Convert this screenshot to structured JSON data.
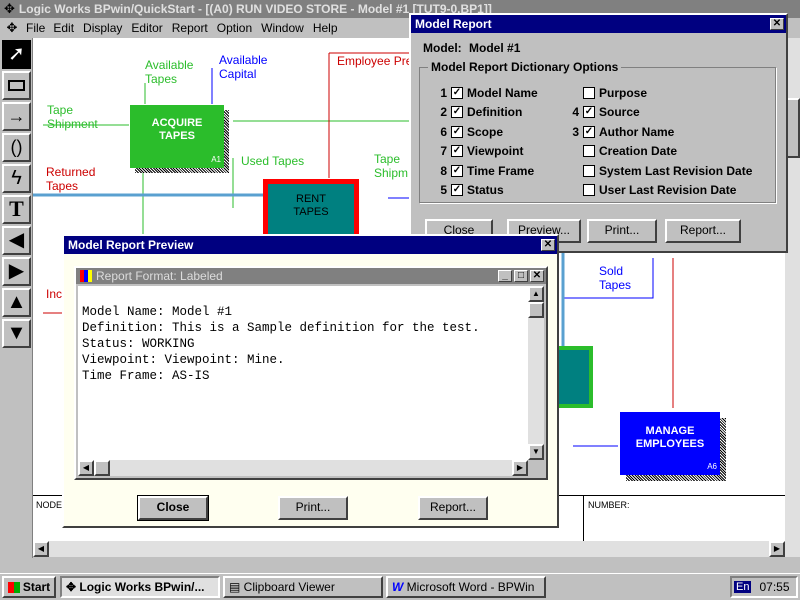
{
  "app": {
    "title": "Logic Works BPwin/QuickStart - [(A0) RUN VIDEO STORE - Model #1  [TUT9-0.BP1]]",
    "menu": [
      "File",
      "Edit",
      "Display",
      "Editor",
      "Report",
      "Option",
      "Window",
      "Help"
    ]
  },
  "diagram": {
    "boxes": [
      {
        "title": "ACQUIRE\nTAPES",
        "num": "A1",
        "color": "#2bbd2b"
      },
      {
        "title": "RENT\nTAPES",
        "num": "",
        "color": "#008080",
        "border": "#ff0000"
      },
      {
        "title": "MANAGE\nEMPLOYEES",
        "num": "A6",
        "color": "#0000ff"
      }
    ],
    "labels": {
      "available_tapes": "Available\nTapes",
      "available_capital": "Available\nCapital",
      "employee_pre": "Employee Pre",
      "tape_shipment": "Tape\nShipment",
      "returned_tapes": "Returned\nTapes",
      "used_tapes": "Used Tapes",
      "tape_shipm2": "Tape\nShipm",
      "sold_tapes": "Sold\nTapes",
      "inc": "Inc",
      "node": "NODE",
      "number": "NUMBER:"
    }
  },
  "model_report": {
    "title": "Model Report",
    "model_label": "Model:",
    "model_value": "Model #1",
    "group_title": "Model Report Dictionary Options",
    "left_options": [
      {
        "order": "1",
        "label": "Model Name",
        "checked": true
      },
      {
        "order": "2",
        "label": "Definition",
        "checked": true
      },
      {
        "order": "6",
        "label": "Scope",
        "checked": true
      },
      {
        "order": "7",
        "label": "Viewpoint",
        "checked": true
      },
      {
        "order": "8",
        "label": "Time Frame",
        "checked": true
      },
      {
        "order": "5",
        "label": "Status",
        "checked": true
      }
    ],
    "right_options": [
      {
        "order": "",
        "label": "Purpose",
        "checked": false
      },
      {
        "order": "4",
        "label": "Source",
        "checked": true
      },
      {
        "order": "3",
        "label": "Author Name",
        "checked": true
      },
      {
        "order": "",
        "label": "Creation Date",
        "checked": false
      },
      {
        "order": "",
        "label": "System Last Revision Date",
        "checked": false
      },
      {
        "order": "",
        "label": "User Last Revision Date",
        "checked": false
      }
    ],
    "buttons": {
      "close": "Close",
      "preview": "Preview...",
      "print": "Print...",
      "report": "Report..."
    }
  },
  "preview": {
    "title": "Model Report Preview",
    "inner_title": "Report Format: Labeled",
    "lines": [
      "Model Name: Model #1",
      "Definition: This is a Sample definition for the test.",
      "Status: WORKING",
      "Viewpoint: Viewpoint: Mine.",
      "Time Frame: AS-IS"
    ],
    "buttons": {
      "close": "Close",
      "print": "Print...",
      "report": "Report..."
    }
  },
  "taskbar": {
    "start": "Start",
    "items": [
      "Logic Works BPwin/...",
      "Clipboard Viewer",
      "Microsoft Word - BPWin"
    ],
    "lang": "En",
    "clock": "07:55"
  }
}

## Stated exercise
Retype the whole listing exactly and leave the pictures out.

## Task result
Convert this screenshot to structured JSON data.
{
  "app": {
    "title": "Logic Works BPwin/QuickStart - [(A0) RUN VIDEO STORE - Model #1  [TUT9-0.BP1]]",
    "menu": [
      "File",
      "Edit",
      "Display",
      "Editor",
      "Report",
      "Option",
      "Window",
      "Help"
    ]
  },
  "diagram": {
    "boxes": [
      {
        "title": "ACQUIRE\nTAPES",
        "num": "A1",
        "color": "#2bbd2b"
      },
      {
        "title": "RENT\nTAPES",
        "num": "",
        "color": "#008080",
        "border": "#ff0000"
      },
      {
        "title": "MANAGE\nEMPLOYEES",
        "num": "A6",
        "color": "#0000ff"
      }
    ],
    "labels": {
      "available_tapes": "Available\nTapes",
      "available_capital": "Available\nCapital",
      "employee_pre": "Employee Pre",
      "tape_shipment": "Tape\nShipment",
      "returned_tapes": "Returned\nTapes",
      "used_tapes": "Used Tapes",
      "tape_shipm2": "Tape\nShipm",
      "sold_tapes": "Sold\nTapes",
      "inc": "Inc",
      "node": "NODE",
      "number": "NUMBER:"
    }
  },
  "model_report": {
    "title": "Model Report",
    "model_label": "Model:",
    "model_value": "Model #1",
    "group_title": "Model Report Dictionary Options",
    "left_options": [
      {
        "order": "1",
        "label": "Model Name",
        "checked": true
      },
      {
        "order": "2",
        "label": "Definition",
        "checked": true
      },
      {
        "order": "6",
        "label": "Scope",
        "checked": true
      },
      {
        "order": "7",
        "label": "Viewpoint",
        "checked": true
      },
      {
        "order": "8",
        "label": "Time Frame",
        "checked": true
      },
      {
        "order": "5",
        "label": "Status",
        "checked": true
      }
    ],
    "right_options": [
      {
        "order": "",
        "label": "Purpose",
        "checked": false
      },
      {
        "order": "4",
        "label": "Source",
        "checked": true
      },
      {
        "order": "3",
        "label": "Author Name",
        "checked": true
      },
      {
        "order": "",
        "label": "Creation Date",
        "checked": false
      },
      {
        "order": "",
        "label": "System Last Revision Date",
        "checked": false
      },
      {
        "order": "",
        "label": "User Last Revision Date",
        "checked": false
      }
    ],
    "buttons": {
      "close": "Close",
      "preview": "Preview...",
      "print": "Print...",
      "report": "Report..."
    }
  },
  "preview": {
    "title": "Model Report Preview",
    "inner_title": "Report Format: Labeled",
    "lines": [
      "Model Name: Model #1",
      "Definition: This is a Sample definition for the test.",
      "Status: WORKING",
      "Viewpoint: Viewpoint: Mine.",
      "Time Frame: AS-IS"
    ],
    "buttons": {
      "close": "Close",
      "print": "Print...",
      "report": "Report..."
    }
  },
  "taskbar": {
    "start": "Start",
    "items": [
      "Logic Works BPwin/...",
      "Clipboard Viewer",
      "Microsoft Word - BPWin"
    ],
    "lang": "En",
    "clock": "07:55"
  }
}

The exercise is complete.